:: Exercise goal ::
Repeat the records below exactly as they appear.

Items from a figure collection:
:::::

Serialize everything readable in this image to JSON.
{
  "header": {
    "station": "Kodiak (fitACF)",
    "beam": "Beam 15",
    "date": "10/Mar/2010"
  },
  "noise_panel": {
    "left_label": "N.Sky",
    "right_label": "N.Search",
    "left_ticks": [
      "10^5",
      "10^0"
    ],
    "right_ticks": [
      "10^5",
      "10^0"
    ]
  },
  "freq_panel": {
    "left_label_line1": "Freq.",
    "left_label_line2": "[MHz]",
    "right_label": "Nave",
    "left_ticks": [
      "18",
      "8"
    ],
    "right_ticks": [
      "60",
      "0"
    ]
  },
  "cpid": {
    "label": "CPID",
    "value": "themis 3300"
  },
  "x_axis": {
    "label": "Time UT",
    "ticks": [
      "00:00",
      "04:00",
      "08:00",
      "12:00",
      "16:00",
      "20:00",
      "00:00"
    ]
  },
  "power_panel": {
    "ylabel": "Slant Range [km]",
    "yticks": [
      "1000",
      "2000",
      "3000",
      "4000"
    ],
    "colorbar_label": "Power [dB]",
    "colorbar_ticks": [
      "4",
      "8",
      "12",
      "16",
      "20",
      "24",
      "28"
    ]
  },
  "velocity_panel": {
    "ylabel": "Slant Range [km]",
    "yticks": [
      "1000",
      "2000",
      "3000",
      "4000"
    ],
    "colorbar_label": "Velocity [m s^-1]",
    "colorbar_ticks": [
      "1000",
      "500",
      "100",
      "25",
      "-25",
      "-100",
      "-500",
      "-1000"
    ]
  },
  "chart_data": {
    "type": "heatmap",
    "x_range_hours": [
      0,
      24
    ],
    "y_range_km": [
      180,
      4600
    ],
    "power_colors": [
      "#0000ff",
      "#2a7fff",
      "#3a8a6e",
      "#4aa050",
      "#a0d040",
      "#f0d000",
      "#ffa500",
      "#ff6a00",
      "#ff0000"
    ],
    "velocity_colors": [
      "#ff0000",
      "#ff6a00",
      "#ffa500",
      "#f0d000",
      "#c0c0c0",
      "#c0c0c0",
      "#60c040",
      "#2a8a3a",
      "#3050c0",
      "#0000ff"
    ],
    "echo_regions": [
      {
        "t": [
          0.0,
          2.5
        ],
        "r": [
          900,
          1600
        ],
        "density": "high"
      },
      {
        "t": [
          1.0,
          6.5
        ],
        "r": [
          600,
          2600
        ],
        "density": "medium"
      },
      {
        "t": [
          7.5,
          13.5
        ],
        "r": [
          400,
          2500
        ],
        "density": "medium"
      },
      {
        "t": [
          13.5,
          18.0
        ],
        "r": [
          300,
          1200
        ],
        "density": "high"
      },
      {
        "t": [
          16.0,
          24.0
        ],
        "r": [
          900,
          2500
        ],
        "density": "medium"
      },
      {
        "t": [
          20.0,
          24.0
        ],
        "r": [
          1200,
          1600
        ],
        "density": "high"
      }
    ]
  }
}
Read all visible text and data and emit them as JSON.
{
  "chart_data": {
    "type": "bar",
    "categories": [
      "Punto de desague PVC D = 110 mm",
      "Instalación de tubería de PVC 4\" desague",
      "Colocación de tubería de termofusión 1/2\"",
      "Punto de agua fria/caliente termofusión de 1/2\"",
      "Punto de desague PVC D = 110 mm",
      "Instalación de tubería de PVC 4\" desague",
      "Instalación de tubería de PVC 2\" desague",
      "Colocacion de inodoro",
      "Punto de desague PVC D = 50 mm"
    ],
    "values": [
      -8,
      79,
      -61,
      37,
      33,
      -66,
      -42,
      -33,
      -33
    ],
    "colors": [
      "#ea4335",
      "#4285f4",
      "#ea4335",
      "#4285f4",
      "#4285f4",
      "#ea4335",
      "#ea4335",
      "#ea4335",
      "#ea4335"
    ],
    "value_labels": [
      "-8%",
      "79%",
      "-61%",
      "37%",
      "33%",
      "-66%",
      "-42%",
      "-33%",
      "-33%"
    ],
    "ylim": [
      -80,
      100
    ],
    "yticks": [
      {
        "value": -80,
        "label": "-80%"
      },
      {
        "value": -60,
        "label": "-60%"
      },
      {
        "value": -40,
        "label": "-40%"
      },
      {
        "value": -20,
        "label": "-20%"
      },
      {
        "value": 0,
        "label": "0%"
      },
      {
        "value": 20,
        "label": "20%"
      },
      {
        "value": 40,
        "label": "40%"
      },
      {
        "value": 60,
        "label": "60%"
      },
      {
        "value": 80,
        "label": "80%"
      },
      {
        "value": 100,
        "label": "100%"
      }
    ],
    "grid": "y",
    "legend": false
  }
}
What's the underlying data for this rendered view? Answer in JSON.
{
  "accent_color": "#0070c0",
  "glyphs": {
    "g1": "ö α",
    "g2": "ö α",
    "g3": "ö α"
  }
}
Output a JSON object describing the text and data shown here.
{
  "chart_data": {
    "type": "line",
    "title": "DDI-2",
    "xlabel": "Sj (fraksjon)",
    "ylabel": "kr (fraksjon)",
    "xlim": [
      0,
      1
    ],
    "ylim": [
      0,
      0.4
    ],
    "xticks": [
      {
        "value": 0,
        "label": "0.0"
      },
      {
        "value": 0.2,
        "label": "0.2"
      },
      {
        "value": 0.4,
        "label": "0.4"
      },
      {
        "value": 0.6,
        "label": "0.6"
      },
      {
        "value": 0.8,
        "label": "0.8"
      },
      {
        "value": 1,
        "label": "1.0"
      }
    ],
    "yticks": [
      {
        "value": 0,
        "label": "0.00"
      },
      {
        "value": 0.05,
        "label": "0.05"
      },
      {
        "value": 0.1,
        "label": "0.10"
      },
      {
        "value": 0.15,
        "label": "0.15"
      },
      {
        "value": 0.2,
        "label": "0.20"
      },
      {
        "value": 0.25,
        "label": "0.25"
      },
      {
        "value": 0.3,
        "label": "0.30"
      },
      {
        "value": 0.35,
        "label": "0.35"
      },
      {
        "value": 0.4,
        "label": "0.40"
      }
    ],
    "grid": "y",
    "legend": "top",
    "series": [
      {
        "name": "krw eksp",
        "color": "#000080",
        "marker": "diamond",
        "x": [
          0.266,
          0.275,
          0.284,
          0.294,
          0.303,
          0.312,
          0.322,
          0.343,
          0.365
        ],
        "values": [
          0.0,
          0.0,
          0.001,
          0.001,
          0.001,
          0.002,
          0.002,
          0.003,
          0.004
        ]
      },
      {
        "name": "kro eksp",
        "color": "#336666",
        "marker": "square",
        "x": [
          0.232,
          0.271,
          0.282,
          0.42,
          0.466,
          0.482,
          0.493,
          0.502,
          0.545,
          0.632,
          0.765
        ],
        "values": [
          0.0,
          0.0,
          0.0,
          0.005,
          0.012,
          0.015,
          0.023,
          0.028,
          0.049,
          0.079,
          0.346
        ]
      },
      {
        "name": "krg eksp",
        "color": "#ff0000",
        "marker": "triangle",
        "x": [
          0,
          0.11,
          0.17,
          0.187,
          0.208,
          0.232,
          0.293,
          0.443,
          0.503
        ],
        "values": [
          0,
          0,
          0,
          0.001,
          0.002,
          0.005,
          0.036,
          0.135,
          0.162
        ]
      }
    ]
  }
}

:::::

:: Output for this task ::
Serialize everything readable in this image to JSON.
{
  "header": {
    "station": "Kodiak (fitACF)",
    "beam": "Beam 15",
    "date": "10/Mar/2010"
  },
  "noise_panel": {
    "left_label": "N.Sky",
    "right_label": "N.Search",
    "left_ticks": [
      "10^5",
      "10^0"
    ],
    "right_ticks": [
      "10^5",
      "10^0"
    ]
  },
  "freq_panel": {
    "left_label_line1": "Freq.",
    "left_label_line2": "[MHz]",
    "right_label": "Nave",
    "left_ticks": [
      "18",
      "8"
    ],
    "right_ticks": [
      "60",
      "0"
    ]
  },
  "cpid": {
    "label": "CPID",
    "value": "themis 3300"
  },
  "x_axis": {
    "label": "Time UT",
    "ticks": [
      "00:00",
      "04:00",
      "08:00",
      "12:00",
      "16:00",
      "20:00",
      "00:00"
    ]
  },
  "power_panel": {
    "ylabel": "Slant Range [km]",
    "yticks": [
      "1000",
      "2000",
      "3000",
      "4000"
    ],
    "colorbar_label": "Power [dB]",
    "colorbar_ticks": [
      "4",
      "8",
      "12",
      "16",
      "20",
      "24",
      "28"
    ]
  },
  "velocity_panel": {
    "ylabel": "Slant Range [km]",
    "yticks": [
      "1000",
      "2000",
      "3000",
      "4000"
    ],
    "colorbar_label": "Velocity [m s^-1]",
    "colorbar_ticks": [
      "1000",
      "500",
      "100",
      "25",
      "-25",
      "-100",
      "-500",
      "-1000"
    ]
  },
  "chart_data": {
    "type": "heatmap",
    "x_range_hours": [
      0,
      24
    ],
    "y_range_km": [
      180,
      4600
    ],
    "power_colors": [
      "#0000ff",
      "#2a7fff",
      "#3a8a6e",
      "#4aa050",
      "#a0d040",
      "#f0d000",
      "#ffa500",
      "#ff6a00",
      "#ff0000"
    ],
    "velocity_colors": [
      "#ff0000",
      "#ff6a00",
      "#ffa500",
      "#f0d000",
      "#c0c0c0",
      "#c0c0c0",
      "#60c040",
      "#2a8a3a",
      "#3050c0",
      "#0000ff"
    ],
    "echo_regions": [
      {
        "t": [
          0.0,
          2.5
        ],
        "r": [
          900,
          1600
        ],
        "density": "high"
      },
      {
        "t": [
          1.0,
          6.5
        ],
        "r": [
          600,
          2600
        ],
        "density": "medium"
      },
      {
        "t": [
          7.5,
          13.5
        ],
        "r": [
          400,
          2500
        ],
        "density": "medium"
      },
      {
        "t": [
          13.5,
          18.0
        ],
        "r": [
          300,
          1200
        ],
        "density": "high"
      },
      {
        "t": [
          16.0,
          24.0
        ],
        "r": [
          900,
          2500
        ],
        "density": "medium"
      },
      {
        "t": [
          20.0,
          24.0
        ],
        "r": [
          1200,
          1600
        ],
        "density": "high"
      }
    ]
  }
}
Read all visible text and data and emit them as JSON.
{
  "chart_data": {
    "type": "bar",
    "categories": [
      "Punto de desague PVC D = 110 mm",
      "Instalación de tubería de PVC 4\" desague",
      "Colocación de tubería de termofusión 1/2\"",
      "Punto de agua fria/caliente termofusión de 1/2\"",
      "Punto de desague PVC D = 110 mm",
      "Instalación de tubería de PVC 4\" desague",
      "Instalación de tubería de PVC 2\" desague",
      "Colocacion de inodoro",
      "Punto de desague PVC D = 50 mm"
    ],
    "values": [
      -8,
      79,
      -61,
      37,
      33,
      -66,
      -42,
      -33,
      -33
    ],
    "colors": [
      "#ea4335",
      "#4285f4",
      "#ea4335",
      "#4285f4",
      "#4285f4",
      "#ea4335",
      "#ea4335",
      "#ea4335",
      "#ea4335"
    ],
    "value_labels": [
      "-8%",
      "79%",
      "-61%",
      "37%",
      "33%",
      "-66%",
      "-42%",
      "-33%",
      "-33%"
    ],
    "ylim": [
      -80,
      100
    ],
    "yticks": [
      {
        "value": -80,
        "label": "-80%"
      },
      {
        "value": -60,
        "label": "-60%"
      },
      {
        "value": -40,
        "label": "-40%"
      },
      {
        "value": -20,
        "label": "-20%"
      },
      {
        "value": 0,
        "label": "0%"
      },
      {
        "value": 20,
        "label": "20%"
      },
      {
        "value": 40,
        "label": "40%"
      },
      {
        "value": 60,
        "label": "60%"
      },
      {
        "value": 80,
        "label": "80%"
      },
      {
        "value": 100,
        "label": "100%"
      }
    ],
    "grid": "y",
    "legend": false
  }
}
What's the underlying data for this rendered view? Answer in JSON.
{
  "accent_color": "#0070c0",
  "glyphs": {
    "g1": "ö α",
    "g2": "ö α",
    "g3": "ö α"
  }
}
Output a JSON object describing the text and data shown here.
{
  "chart_data": {
    "type": "line",
    "title": "DDI-2",
    "xlabel": "Sj (fraksjon)",
    "ylabel": "kr (fraksjon)",
    "xlim": [
      0,
      1
    ],
    "ylim": [
      0,
      0.4
    ],
    "xticks": [
      {
        "value": 0,
        "label": "0.0"
      },
      {
        "value": 0.2,
        "label": "0.2"
      },
      {
        "value": 0.4,
        "label": "0.4"
      },
      {
        "value": 0.6,
        "label": "0.6"
      },
      {
        "value": 0.8,
        "label": "0.8"
      },
      {
        "value": 1,
        "label": "1.0"
      }
    ],
    "yticks": [
      {
        "value": 0,
        "label": "0.00"
      },
      {
        "value": 0.05,
        "label": "0.05"
      },
      {
        "value": 0.1,
        "label": "0.10"
      },
      {
        "value": 0.15,
        "label": "0.15"
      },
      {
        "value": 0.2,
        "label": "0.20"
      },
      {
        "value": 0.25,
        "label": "0.25"
      },
      {
        "value": 0.3,
        "label": "0.30"
      },
      {
        "value": 0.35,
        "label": "0.35"
      },
      {
        "value": 0.4,
        "label": "0.40"
      }
    ],
    "grid": "y",
    "legend": "top",
    "series": [
      {
        "name": "krw eksp",
        "color": "#000080",
        "marker": "diamond",
        "x": [
          0.266,
          0.275,
          0.284,
          0.294,
          0.303,
          0.312,
          0.322,
          0.343,
          0.365
        ],
        "values": [
          0.0,
          0.0,
          0.001,
          0.001,
          0.001,
          0.002,
          0.002,
          0.003,
          0.004
        ]
      },
      {
        "name": "kro eksp",
        "color": "#336666",
        "marker": "square",
        "x": [
          0.232,
          0.271,
          0.282,
          0.42,
          0.466,
          0.482,
          0.493,
          0.502,
          0.545,
          0.632,
          0.765
        ],
        "values": [
          0.0,
          0.0,
          0.0,
          0.005,
          0.012,
          0.015,
          0.023,
          0.028,
          0.049,
          0.079,
          0.346
        ]
      },
      {
        "name": "krg eksp",
        "color": "#ff0000",
        "marker": "triangle",
        "x": [
          0,
          0.11,
          0.17,
          0.187,
          0.208,
          0.232,
          0.293,
          0.443,
          0.503
        ],
        "values": [
          0,
          0,
          0,
          0.001,
          0.002,
          0.005,
          0.036,
          0.135,
          0.162
        ]
      }
    ]
  }
}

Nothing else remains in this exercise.